Exercise directions: Reproduce every line of the records below verbatim, but leave the pictures out.

Records from a collection
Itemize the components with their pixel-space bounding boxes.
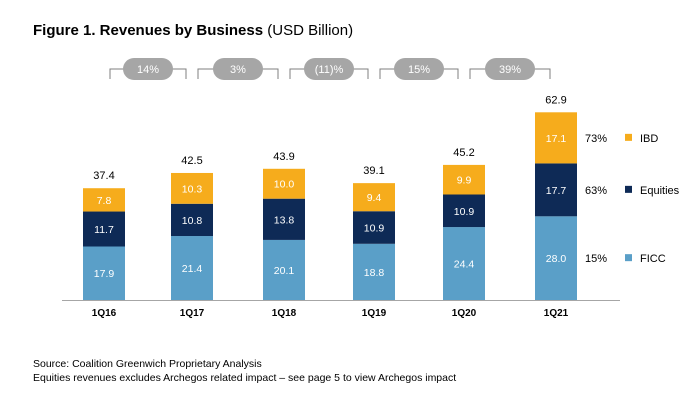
data-label-ibd-1q16: 7.8 (97, 195, 112, 207)
bar-equities-1q21 (535, 163, 577, 217)
bar-equities-1q16 (83, 211, 125, 247)
data-label-ibd-1q17: 10.3 (182, 183, 203, 195)
bar-ibd-1q16 (83, 188, 125, 212)
total-label-1q19: 39.1 (363, 165, 384, 177)
growth-pill-2 (213, 58, 263, 80)
bar-ficc-1q21 (535, 216, 577, 300)
legend-pct-ibd: 73% (585, 133, 607, 145)
x-tick-1q17: 1Q17 (180, 308, 205, 319)
chart-title: Figure 1. Revenues by Business (USD Bill… (33, 22, 353, 39)
data-label-equities-1q19: 10.9 (364, 223, 385, 235)
data-label-ficc-1q20: 24.4 (454, 259, 475, 271)
data-label-ficc-1q21: 28.0 (546, 253, 567, 265)
growth-label-5: 39% (499, 64, 521, 76)
growth-label-3: (11)% (315, 64, 344, 76)
total-label-1q17: 42.5 (181, 155, 202, 167)
chart-title-unit: (USD Billion) (267, 22, 354, 39)
data-label-ficc-1q18: 20.1 (274, 265, 295, 277)
source-line-2: Equities revenues excludes Archegos rela… (33, 372, 457, 384)
x-tick-1q21: 1Q21 (544, 308, 569, 319)
bar-ficc-1q18 (263, 239, 305, 300)
legend-swatch-equities (625, 185, 632, 193)
bar-ibd-1q21 (535, 112, 577, 164)
bar-ibd-1q18 (263, 168, 305, 199)
bar-ficc-1q17 (171, 236, 213, 300)
data-label-ficc-1q17: 21.4 (182, 263, 203, 275)
data-label-ibd-1q19: 9.4 (367, 192, 382, 204)
bar-equities-1q20 (443, 194, 485, 228)
data-label-equities-1q16: 11.7 (94, 224, 114, 236)
legend-pct-equities: 63% (585, 185, 607, 197)
bar-ibd-1q19 (353, 183, 395, 212)
growth-label-1: 14% (137, 64, 159, 76)
data-label-equities-1q21: 17.7 (546, 185, 567, 197)
growth-label-2: 3% (230, 64, 246, 76)
total-label-1q20: 45.2 (453, 147, 474, 159)
total-label-1q18: 43.9 (273, 151, 294, 163)
growth-pill-1 (123, 58, 173, 80)
data-label-equities-1q20: 10.9 (454, 206, 475, 218)
growth-pill-5 (485, 58, 535, 80)
data-label-ibd-1q18: 10.0 (274, 179, 295, 191)
data-label-ibd-1q20: 9.9 (457, 175, 472, 187)
bar-equities-1q18 (263, 198, 305, 240)
data-label-ficc-1q16: 17.9 (94, 268, 115, 280)
x-tick-1q18: 1Q18 (272, 308, 297, 319)
legend-label-ficc: FICC (640, 253, 666, 265)
chart-title-main: Figure 1. Revenues by Business (33, 22, 264, 39)
legend-swatch-ibd (625, 133, 632, 141)
source-line-1: Source: Coalition Greenwich Proprietary … (33, 358, 262, 370)
bar-ficc-1q19 (353, 243, 395, 300)
legend-label-ibd: IBD (640, 133, 658, 145)
growth-pill-3 (304, 58, 354, 80)
data-label-ibd-1q21: 17.1 (546, 133, 567, 145)
bar-ficc-1q20 (443, 227, 485, 300)
legend-swatch-ficc (625, 254, 632, 262)
data-label-equities-1q17: 10.8 (182, 215, 203, 227)
bar-equities-1q17 (171, 203, 213, 237)
data-label-equities-1q18: 13.8 (274, 214, 295, 226)
legend-pct-ficc: 15% (585, 253, 607, 265)
legend-label-equities: Equities (640, 185, 680, 197)
bar-ibd-1q20 (443, 164, 485, 195)
bar-equities-1q19 (353, 211, 395, 244)
x-tick-1q16: 1Q16 (92, 308, 117, 319)
source-note: Source: Coalition Greenwich Proprietary … (33, 357, 456, 385)
growth-label-4: 15% (408, 64, 430, 76)
data-label-ficc-1q19: 18.8 (364, 267, 385, 279)
total-label-1q21: 62.9 (545, 94, 566, 106)
growth-pill-4 (394, 58, 444, 80)
bar-ibd-1q17 (171, 172, 213, 204)
bar-ficc-1q16 (83, 246, 125, 300)
x-tick-1q19: 1Q19 (362, 308, 387, 319)
total-label-1q16: 37.4 (93, 170, 114, 182)
x-tick-1q20: 1Q20 (452, 308, 477, 319)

Response below:
Itemize the components with their pixel-space bounding boxes.
data-label-ibd-1q16: 7.8 (97, 195, 112, 207)
bar-equities-1q21 (535, 163, 577, 217)
bar-equities-1q16 (83, 211, 125, 247)
data-label-ibd-1q17: 10.3 (182, 183, 203, 195)
bar-ibd-1q16 (83, 188, 125, 212)
total-label-1q19: 39.1 (363, 165, 384, 177)
growth-pill-2 (213, 58, 263, 80)
bar-ficc-1q21 (535, 216, 577, 300)
legend-pct-ibd: 73% (585, 133, 607, 145)
x-tick-1q17: 1Q17 (180, 308, 205, 319)
chart-title: Figure 1. Revenues by Business (USD Bill… (33, 22, 353, 39)
data-label-equities-1q19: 10.9 (364, 223, 385, 235)
data-label-ficc-1q20: 24.4 (454, 259, 475, 271)
data-label-ficc-1q21: 28.0 (546, 253, 567, 265)
growth-label-5: 39% (499, 64, 521, 76)
growth-label-3: (11)% (315, 64, 344, 76)
total-label-1q17: 42.5 (181, 155, 202, 167)
chart-title-unit: (USD Billion) (267, 22, 354, 39)
data-label-ficc-1q18: 20.1 (274, 265, 295, 277)
source-line-2: Equities revenues excludes Archegos rela… (33, 372, 457, 384)
x-tick-1q21: 1Q21 (544, 308, 569, 319)
bar-ficc-1q18 (263, 239, 305, 300)
legend-swatch-equities (625, 185, 632, 193)
bar-ibd-1q21 (535, 112, 577, 164)
bar-ibd-1q18 (263, 168, 305, 199)
bar-ficc-1q17 (171, 236, 213, 300)
data-label-ficc-1q17: 21.4 (182, 263, 203, 275)
data-label-ibd-1q19: 9.4 (367, 192, 382, 204)
bar-equities-1q20 (443, 194, 485, 228)
data-label-equities-1q16: 11.7 (94, 224, 114, 236)
legend-pct-equities: 63% (585, 185, 607, 197)
bar-ibd-1q19 (353, 183, 395, 212)
growth-label-1: 14% (137, 64, 159, 76)
data-label-equities-1q21: 17.7 (546, 185, 567, 197)
growth-label-2: 3% (230, 64, 246, 76)
total-label-1q20: 45.2 (453, 147, 474, 159)
total-label-1q18: 43.9 (273, 151, 294, 163)
growth-pill-1 (123, 58, 173, 80)
data-label-equities-1q20: 10.9 (454, 206, 475, 218)
growth-pill-5 (485, 58, 535, 80)
data-label-ibd-1q18: 10.0 (274, 179, 295, 191)
data-label-ibd-1q20: 9.9 (457, 175, 472, 187)
bar-equities-1q18 (263, 198, 305, 240)
data-label-ficc-1q16: 17.9 (94, 268, 115, 280)
x-tick-1q18: 1Q18 (272, 308, 297, 319)
legend-label-ficc: FICC (640, 253, 666, 265)
chart-title-main: Figure 1. Revenues by Business (33, 22, 264, 39)
legend-swatch-ibd (625, 133, 632, 141)
source-line-1: Source: Coalition Greenwich Proprietary … (33, 358, 262, 370)
bar-ficc-1q19 (353, 243, 395, 300)
legend-label-ibd: IBD (640, 133, 658, 145)
growth-pill-3 (304, 58, 354, 80)
data-label-ibd-1q21: 17.1 (546, 133, 567, 145)
bar-ficc-1q20 (443, 227, 485, 300)
legend-swatch-ficc (625, 254, 632, 262)
data-label-equities-1q17: 10.8 (182, 215, 203, 227)
bar-equities-1q17 (171, 203, 213, 237)
data-label-equities-1q18: 13.8 (274, 214, 295, 226)
legend-pct-ficc: 15% (585, 253, 607, 265)
legend-label-equities: Equities (640, 185, 680, 197)
bar-ibd-1q20 (443, 164, 485, 195)
bar-equities-1q19 (353, 211, 395, 244)
x-tick-1q16: 1Q16 (92, 308, 117, 319)
source-note: Source: Coalition Greenwich Proprietary … (33, 357, 456, 385)
growth-label-4: 15% (408, 64, 430, 76)
data-label-ficc-1q19: 18.8 (364, 267, 385, 279)
total-label-1q21: 62.9 (545, 94, 566, 106)
growth-pill-4 (394, 58, 444, 80)
bar-ibd-1q17 (171, 172, 213, 204)
bar-ficc-1q16 (83, 246, 125, 300)
x-tick-1q19: 1Q19 (362, 308, 387, 319)
total-label-1q16: 37.4 (93, 170, 114, 182)
x-tick-1q20: 1Q20 (452, 308, 477, 319)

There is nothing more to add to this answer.